**GOAL**
Determine how many lines contain the string "this" and reply with that number alone.

**Figure record listings**
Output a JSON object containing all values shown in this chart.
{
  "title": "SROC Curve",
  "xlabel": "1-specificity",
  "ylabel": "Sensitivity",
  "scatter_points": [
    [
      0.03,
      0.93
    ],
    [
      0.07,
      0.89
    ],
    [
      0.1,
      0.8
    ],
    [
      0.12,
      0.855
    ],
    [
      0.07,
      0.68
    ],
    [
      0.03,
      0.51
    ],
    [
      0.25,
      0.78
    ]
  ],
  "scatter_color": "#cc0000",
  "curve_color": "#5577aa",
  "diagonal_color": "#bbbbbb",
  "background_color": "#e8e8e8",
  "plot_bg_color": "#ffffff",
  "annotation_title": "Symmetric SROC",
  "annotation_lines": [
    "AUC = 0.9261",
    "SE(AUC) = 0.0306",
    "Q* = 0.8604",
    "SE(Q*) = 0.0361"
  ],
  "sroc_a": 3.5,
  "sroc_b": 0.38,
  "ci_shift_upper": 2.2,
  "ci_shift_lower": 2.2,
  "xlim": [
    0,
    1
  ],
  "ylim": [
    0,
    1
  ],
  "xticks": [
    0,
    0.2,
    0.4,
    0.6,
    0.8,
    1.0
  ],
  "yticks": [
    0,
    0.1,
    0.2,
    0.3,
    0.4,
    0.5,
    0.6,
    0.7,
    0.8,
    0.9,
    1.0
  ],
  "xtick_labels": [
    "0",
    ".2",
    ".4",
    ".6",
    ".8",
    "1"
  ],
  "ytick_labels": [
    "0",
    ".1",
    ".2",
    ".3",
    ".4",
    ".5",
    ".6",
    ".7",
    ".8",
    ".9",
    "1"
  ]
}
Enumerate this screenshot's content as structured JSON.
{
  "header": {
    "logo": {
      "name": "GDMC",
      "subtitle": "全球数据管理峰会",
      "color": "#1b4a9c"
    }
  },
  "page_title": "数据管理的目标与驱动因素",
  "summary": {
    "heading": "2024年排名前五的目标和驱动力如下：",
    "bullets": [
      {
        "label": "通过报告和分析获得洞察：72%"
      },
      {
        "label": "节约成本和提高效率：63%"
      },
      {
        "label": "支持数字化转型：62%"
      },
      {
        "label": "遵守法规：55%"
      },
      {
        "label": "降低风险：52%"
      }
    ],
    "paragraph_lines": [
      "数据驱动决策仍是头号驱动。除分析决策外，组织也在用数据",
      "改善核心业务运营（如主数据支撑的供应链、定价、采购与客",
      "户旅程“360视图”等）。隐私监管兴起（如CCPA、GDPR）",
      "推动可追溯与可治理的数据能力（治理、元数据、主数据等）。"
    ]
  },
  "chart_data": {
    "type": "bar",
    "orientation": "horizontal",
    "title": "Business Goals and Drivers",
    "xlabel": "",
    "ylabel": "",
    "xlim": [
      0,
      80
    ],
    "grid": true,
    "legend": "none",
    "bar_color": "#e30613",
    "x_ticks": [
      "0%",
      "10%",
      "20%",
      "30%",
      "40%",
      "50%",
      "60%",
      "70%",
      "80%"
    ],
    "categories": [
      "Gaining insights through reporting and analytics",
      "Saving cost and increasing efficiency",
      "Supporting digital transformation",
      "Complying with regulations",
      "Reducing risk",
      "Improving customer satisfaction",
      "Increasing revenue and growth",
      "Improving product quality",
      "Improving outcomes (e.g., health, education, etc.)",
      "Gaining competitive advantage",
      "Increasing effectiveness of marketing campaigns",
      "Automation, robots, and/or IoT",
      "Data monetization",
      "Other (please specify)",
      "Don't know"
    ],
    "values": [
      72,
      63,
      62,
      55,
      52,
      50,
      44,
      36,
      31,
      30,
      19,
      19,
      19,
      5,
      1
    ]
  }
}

**SOLVED PROBLEM**
2